(Data listing)
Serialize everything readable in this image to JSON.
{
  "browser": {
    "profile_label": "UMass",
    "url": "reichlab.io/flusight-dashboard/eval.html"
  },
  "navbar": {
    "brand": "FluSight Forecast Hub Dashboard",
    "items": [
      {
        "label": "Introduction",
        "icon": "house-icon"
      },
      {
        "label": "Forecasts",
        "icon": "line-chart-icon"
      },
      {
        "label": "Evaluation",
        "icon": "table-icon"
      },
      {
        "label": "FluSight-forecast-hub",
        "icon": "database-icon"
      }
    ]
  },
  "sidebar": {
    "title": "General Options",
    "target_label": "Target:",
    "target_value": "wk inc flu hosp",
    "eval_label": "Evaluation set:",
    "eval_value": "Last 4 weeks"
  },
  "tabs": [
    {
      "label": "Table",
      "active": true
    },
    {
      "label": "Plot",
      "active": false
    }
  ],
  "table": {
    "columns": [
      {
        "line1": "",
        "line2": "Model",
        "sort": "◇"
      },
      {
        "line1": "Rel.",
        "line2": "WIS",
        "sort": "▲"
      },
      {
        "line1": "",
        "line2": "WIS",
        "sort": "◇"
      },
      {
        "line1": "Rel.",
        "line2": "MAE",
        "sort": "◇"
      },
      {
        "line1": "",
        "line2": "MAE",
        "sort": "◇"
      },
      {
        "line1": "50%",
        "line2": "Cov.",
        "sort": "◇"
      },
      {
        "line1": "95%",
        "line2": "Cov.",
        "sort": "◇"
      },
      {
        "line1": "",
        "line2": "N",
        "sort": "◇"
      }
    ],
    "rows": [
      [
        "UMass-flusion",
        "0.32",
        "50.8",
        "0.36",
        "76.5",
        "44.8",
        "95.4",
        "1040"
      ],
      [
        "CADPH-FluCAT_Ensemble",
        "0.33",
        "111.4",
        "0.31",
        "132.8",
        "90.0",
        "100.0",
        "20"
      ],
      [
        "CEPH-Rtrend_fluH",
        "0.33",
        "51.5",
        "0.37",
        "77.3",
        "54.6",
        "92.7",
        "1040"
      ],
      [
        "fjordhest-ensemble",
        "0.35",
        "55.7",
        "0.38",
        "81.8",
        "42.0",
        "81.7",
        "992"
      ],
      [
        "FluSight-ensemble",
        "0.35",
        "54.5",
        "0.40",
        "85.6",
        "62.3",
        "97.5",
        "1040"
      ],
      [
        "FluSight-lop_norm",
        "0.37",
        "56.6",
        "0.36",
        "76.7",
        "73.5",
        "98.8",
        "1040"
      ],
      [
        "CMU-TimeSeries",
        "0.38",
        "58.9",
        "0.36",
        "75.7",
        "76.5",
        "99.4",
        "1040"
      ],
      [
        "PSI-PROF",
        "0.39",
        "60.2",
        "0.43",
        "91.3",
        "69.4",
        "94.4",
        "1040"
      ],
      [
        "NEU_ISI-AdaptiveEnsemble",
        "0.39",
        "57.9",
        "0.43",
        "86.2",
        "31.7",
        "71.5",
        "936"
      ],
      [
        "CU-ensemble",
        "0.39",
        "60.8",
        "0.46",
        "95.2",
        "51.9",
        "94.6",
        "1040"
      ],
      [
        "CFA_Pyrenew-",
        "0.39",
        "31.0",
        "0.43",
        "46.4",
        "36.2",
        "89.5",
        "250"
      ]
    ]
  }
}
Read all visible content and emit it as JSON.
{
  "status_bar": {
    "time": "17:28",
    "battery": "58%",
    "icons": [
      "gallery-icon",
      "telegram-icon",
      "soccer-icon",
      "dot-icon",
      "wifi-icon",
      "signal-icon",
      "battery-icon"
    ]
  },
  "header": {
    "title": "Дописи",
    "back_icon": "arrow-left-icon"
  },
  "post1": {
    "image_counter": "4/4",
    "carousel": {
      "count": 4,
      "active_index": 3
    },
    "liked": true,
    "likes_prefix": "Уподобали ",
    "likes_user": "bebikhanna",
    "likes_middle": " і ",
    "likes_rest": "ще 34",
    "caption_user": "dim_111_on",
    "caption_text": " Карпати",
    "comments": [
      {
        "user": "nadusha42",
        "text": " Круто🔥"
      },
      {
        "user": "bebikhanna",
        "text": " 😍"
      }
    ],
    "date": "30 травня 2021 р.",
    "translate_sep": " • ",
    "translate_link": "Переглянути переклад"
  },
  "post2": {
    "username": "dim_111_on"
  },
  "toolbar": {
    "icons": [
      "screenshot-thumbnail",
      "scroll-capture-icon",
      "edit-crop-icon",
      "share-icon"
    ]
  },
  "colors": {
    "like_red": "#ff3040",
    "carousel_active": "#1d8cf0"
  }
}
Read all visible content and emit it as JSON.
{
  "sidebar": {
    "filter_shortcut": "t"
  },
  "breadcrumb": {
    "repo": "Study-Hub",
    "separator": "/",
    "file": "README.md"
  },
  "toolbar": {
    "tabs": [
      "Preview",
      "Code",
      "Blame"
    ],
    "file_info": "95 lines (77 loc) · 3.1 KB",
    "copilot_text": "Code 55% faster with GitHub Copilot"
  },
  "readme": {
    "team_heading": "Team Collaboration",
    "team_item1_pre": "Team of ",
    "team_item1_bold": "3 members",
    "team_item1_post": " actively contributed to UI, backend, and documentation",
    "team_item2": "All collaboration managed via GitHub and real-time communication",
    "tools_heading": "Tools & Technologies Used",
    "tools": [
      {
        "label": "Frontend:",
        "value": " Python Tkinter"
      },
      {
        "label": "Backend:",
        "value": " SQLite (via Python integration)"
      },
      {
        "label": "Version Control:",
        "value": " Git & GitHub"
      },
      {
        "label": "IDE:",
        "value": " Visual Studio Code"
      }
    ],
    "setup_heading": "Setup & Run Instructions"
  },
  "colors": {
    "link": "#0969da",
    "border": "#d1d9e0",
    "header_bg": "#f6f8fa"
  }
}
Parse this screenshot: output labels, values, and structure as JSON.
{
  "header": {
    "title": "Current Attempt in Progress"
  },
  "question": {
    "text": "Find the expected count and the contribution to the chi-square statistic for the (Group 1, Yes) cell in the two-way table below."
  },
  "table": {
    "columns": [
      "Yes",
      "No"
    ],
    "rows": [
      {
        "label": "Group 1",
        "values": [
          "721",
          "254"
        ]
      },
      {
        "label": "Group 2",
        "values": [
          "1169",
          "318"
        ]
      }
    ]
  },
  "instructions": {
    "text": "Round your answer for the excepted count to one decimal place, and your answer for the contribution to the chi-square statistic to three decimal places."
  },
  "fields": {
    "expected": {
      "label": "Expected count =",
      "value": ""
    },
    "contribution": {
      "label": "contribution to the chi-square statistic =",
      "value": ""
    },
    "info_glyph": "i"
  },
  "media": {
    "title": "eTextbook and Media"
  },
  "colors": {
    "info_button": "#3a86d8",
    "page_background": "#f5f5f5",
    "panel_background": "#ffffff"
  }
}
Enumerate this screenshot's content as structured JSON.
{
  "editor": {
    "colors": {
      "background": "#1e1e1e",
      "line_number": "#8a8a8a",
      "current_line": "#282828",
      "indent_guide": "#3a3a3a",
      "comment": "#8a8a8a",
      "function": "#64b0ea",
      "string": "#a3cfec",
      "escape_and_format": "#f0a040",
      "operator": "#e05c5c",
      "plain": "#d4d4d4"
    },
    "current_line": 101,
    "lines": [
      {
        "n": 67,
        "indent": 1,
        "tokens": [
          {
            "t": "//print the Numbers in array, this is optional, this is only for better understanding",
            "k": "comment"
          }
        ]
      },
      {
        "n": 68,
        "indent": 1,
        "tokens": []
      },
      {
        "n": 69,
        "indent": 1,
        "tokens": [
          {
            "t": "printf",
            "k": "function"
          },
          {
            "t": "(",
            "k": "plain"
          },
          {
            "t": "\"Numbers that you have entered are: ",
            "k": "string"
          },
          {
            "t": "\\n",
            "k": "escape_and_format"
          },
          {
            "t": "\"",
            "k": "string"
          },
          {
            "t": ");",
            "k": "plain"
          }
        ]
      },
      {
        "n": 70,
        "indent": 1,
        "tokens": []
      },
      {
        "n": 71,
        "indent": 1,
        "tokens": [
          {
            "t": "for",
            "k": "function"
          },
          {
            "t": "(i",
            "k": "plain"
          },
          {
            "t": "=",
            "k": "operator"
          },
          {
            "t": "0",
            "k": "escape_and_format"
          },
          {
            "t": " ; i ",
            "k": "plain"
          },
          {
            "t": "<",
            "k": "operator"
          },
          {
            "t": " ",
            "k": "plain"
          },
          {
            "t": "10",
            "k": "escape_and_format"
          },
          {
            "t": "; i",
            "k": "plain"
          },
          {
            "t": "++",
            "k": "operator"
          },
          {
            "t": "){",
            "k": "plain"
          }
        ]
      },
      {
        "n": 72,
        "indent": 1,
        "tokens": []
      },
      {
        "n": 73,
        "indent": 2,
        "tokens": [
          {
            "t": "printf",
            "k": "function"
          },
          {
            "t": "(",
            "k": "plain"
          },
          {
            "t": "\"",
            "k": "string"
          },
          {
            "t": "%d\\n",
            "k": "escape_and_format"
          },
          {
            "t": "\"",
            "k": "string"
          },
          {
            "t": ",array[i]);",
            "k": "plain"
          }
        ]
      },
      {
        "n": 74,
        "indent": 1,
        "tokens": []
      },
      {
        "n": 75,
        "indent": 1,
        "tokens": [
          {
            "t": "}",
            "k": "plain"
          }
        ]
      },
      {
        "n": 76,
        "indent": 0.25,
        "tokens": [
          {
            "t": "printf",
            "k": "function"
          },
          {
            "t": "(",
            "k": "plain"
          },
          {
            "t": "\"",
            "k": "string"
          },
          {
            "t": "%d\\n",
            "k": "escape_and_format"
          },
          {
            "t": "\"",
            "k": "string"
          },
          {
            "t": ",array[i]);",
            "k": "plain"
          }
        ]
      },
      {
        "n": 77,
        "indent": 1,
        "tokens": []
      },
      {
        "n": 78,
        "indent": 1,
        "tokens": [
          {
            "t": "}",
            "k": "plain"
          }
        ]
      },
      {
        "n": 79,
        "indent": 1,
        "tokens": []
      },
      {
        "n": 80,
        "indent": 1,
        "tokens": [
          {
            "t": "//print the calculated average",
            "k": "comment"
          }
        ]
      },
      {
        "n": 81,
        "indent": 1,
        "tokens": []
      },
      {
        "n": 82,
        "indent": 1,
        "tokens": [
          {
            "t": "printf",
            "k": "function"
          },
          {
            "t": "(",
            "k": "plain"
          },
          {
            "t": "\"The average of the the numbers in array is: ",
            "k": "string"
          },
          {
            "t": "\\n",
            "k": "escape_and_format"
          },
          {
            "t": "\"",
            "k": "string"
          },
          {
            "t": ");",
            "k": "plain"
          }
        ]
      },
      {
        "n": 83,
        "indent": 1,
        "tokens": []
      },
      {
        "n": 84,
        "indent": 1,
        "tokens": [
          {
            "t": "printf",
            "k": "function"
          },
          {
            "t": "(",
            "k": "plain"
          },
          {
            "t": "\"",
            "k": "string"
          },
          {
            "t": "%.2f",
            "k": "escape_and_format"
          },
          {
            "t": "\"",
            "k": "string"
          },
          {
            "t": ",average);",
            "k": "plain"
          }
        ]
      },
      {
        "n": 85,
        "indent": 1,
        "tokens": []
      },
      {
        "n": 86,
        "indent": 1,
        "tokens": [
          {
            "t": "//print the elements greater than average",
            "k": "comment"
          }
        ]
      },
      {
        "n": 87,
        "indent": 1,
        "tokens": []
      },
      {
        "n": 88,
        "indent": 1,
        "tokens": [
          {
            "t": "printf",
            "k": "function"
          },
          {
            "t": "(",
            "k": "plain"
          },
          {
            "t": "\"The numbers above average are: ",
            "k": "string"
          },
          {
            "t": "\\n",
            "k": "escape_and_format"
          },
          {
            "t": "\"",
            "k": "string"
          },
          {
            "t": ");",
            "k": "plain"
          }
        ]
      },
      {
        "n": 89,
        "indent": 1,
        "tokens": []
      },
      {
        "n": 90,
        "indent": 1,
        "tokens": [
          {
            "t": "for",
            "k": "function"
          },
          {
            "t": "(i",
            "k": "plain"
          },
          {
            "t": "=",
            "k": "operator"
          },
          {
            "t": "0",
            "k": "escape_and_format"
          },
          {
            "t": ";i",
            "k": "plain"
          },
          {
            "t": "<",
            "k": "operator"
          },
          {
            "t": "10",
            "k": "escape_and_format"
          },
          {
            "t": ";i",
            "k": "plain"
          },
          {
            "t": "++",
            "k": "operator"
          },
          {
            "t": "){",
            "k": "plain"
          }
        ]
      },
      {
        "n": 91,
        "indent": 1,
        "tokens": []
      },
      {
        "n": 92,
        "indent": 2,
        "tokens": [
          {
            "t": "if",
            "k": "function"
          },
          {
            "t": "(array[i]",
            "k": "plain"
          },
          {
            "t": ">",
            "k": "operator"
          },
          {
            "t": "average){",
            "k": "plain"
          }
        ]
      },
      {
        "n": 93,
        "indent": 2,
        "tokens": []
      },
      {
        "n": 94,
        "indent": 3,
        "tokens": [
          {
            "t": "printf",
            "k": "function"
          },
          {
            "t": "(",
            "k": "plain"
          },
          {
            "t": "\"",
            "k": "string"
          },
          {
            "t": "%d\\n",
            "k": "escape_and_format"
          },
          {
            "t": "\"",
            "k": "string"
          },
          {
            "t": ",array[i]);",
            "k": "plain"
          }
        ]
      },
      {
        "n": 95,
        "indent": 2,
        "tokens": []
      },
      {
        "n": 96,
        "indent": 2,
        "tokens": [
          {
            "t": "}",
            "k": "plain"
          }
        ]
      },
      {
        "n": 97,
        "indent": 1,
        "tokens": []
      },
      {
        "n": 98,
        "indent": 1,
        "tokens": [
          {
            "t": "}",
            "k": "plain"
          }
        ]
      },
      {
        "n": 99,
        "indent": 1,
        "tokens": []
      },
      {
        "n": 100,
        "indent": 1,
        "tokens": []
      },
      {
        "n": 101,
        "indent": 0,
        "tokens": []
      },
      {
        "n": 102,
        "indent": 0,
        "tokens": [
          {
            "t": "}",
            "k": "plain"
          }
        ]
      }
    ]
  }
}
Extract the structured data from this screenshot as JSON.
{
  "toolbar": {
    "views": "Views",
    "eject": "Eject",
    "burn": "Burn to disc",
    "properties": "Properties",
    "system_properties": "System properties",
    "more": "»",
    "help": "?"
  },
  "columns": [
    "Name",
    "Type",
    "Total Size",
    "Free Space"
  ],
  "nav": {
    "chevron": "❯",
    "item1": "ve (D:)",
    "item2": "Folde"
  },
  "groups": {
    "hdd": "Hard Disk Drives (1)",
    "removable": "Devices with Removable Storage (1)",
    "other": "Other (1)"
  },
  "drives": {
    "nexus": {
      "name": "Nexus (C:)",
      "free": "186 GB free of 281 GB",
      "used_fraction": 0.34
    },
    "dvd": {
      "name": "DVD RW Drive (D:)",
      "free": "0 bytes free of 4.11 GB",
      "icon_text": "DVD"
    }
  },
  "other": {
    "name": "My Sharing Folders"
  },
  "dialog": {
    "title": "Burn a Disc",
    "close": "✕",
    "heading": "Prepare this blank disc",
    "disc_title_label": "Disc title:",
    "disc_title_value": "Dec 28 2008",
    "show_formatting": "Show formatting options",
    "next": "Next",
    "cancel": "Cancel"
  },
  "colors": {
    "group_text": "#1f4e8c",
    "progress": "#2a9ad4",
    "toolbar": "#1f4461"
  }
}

■ YOUR INSTRUCTIONS:
Lines that hold "Python" are the ones to copy; find all of them.

■ THE SOLUTION:
        "value": " Python Tkinter"
        "value": " SQLite (via Python integration)"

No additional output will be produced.